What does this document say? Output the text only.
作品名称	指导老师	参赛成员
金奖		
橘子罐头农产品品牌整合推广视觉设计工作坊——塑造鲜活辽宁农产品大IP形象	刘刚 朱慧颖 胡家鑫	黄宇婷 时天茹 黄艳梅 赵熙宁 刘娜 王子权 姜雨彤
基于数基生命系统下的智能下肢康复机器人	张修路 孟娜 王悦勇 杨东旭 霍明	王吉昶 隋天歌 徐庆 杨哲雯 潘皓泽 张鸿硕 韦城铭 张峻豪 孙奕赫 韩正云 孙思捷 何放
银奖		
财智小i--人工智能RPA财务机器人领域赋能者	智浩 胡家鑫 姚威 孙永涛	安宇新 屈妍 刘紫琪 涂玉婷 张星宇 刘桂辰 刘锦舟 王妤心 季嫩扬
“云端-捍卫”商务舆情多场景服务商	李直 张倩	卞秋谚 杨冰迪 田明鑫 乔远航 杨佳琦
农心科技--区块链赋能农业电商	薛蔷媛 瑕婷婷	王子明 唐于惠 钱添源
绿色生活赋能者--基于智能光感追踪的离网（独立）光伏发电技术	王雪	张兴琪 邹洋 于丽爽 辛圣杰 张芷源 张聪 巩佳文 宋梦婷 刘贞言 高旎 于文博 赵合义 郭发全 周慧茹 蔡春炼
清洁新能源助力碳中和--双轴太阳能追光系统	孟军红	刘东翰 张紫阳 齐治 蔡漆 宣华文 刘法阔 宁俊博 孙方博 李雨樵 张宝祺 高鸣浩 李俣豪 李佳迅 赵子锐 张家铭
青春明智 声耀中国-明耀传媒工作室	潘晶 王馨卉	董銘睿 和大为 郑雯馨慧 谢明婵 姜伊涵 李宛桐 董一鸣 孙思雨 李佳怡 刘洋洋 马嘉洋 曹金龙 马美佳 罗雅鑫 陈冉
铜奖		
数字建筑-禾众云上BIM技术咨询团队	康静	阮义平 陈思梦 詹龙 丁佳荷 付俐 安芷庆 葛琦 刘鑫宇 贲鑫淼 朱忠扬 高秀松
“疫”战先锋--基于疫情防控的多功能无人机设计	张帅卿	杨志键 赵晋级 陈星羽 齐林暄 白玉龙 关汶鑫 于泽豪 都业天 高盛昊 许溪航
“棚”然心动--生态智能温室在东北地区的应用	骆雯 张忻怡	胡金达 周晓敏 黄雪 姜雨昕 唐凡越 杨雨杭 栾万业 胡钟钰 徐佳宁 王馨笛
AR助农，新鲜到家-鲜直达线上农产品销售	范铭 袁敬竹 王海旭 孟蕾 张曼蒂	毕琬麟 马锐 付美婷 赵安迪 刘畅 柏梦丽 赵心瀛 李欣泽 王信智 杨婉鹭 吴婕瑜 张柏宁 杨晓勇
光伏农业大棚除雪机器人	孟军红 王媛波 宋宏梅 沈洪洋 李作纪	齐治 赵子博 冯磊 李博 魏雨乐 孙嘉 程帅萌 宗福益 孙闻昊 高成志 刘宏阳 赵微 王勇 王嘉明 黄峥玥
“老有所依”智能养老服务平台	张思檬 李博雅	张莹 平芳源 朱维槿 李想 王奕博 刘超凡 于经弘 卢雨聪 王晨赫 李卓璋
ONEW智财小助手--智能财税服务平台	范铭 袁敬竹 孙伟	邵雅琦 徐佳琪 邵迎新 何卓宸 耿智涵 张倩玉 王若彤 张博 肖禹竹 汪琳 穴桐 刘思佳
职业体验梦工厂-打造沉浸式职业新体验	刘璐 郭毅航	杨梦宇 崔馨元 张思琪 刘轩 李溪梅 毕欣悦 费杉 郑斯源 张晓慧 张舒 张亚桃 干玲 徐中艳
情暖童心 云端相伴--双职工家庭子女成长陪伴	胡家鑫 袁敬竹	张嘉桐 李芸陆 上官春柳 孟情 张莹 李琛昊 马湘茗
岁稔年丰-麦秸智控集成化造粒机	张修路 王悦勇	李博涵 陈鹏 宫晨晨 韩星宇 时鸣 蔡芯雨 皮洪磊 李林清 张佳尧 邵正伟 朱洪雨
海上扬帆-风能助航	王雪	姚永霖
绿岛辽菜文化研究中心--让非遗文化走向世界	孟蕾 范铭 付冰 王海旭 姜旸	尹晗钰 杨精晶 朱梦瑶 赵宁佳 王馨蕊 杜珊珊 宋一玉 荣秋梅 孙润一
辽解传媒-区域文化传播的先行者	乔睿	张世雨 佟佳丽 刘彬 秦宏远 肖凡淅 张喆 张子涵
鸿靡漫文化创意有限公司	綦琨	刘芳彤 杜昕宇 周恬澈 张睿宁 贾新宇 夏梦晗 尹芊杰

---*---

Given instruction: Using the data above, print every record exactly as shown.

Worked solution:
What does this document say? Output the text only.
作品名称	指导老师	参赛成员
金奖		
橘子罐头农产品品牌整合推广视觉设计工作坊——塑造鲜活辽宁农产品大IP形象	刘刚 朱慧颖 胡家鑫	黄宇婷 时天茹 黄艳梅 赵熙宁 刘娜 王子权 姜雨彤
基于数基生命系统下的智能下肢康复机器人	张修路 孟娜 王悦勇 杨东旭 霍明	王吉昶 隋天歌 徐庆 杨哲雯 潘皓泽 张鸿硕 韦城铭 张峻豪 孙奕赫 韩正云 孙思捷 何放
银奖		
财智小i--人工智能RPA财务机器人领域赋能者	智浩 胡家鑫 姚威 孙永涛	安宇新 屈妍 刘紫琪 涂玉婷 张星宇 刘桂辰 刘锦舟 王妤心 季嫩扬
“云端-捍卫”商务舆情多场景服务商	李直 张倩	卞秋谚 杨冰迪 田明鑫 乔远航 杨佳琦
农心科技--区块链赋能农业电商	薛蔷媛 瑕婷婷	王子明 唐于惠 钱添源
绿色生活赋能者--基于智能光感追踪的离网（独立）光伏发电技术	王雪	张兴琪 邹洋 于丽爽 辛圣杰 张芷源 张聪 巩佳文 宋梦婷 刘贞言 高旎 于文博 赵合义 郭发全 周慧茹 蔡春炼
清洁新能源助力碳中和--双轴太阳能追光系统	孟军红	刘东翰 张紫阳 齐治 蔡漆 宣华文 刘法阔 宁俊博 孙方博 李雨樵 张宝祺 高鸣浩 李俣豪 李佳迅 赵子锐 张家铭
青春明智 声耀中国-明耀传媒工作室	潘晶 王馨卉	董銘睿 和大为 郑雯馨慧 谢明婵 姜伊涵 李宛桐 董一鸣 孙思雨 李佳怡 刘洋洋 马嘉洋 曹金龙 马美佳 罗雅鑫 陈冉
铜奖		
数字建筑-禾众云上BIM技术咨询团队	康静	阮义平 陈思梦 詹龙 丁佳荷 付俐 安芷庆 葛琦 刘鑫宇 贲鑫淼 朱忠扬 高秀松
“疫”战先锋--基于疫情防控的多功能无人机设计	张帅卿	杨志键 赵晋级 陈星羽 齐林暄 白玉龙 关汶鑫 于泽豪 都业天 高盛昊 许溪航
“棚”然心动--生态智能温室在东北地区的应用	骆雯 张忻怡	胡金达 周晓敏 黄雪 姜雨昕 唐凡越 杨雨杭 栾万业 胡钟钰 徐佳宁 王馨笛
AR助农，新鲜到家-鲜直达线上农产品销售	范铭 袁敬竹 王海旭 孟蕾 张曼蒂	毕琬麟 马锐 付美婷 赵安迪 刘畅 柏梦丽 赵心瀛 李欣泽 王信智 杨婉鹭 吴婕瑜 张柏宁 杨晓勇
光伏农业大棚除雪机器人	孟军红 王媛波 宋宏梅 沈洪洋 李作纪	齐治 赵子博 冯磊 李博 魏雨乐 孙嘉 程帅萌 宗福益 孙闻昊 高成志 刘宏阳 赵微 王勇 王嘉明 黄峥玥
“老有所依”智能养老服务平台	张思檬 李博雅	张莹 平芳源 朱维槿 李想 王奕博 刘超凡 于经弘 卢雨聪 王晨赫 李卓璋
ONEW智财小助手--智能财税服务平台	范铭 袁敬竹 孙伟	邵雅琦 徐佳琪 邵迎新 何卓宸 耿智涵 张倩玉 王若彤 张博 肖禹竹 汪琳 穴桐 刘思佳
职业体验梦工厂-打造沉浸式职业新体验	刘璐 郭毅航	杨梦宇 崔馨元 张思琪 刘轩 李溪梅 毕欣悦 费杉 郑斯源 张晓慧 张舒 张亚桃 干玲 徐中艳
情暖童心 云端相伴--双职工家庭子女成长陪伴	胡家鑫 袁敬竹	张嘉桐 李芸陆 上官春柳 孟情 张莹 李琛昊 马湘茗
岁稔年丰-麦秸智控集成化造粒机	张修路 王悦勇	李博涵 陈鹏 宫晨晨 韩星宇 时鸣 蔡芯雨 皮洪磊 李林清 张佳尧 邵正伟 朱洪雨
海上扬帆-风能助航	王雪	姚永霖
绿岛辽菜文化研究中心--让非遗文化走向世界	孟蕾 范铭 付冰 王海旭 姜旸	尹晗钰 杨精晶 朱梦瑶 赵宁佳 王馨蕊 杜珊珊 宋一玉 荣秋梅 孙润一
辽解传媒-区域文化传播的先行者	乔睿	张世雨 佟佳丽 刘彬 秦宏远 肖凡淅 张喆 张子涵
鸿靡漫文化创意有限公司	綦琨	刘芳彤 杜昕宇 周恬澈 张睿宁 贾新宇 夏梦晗 尹芊杰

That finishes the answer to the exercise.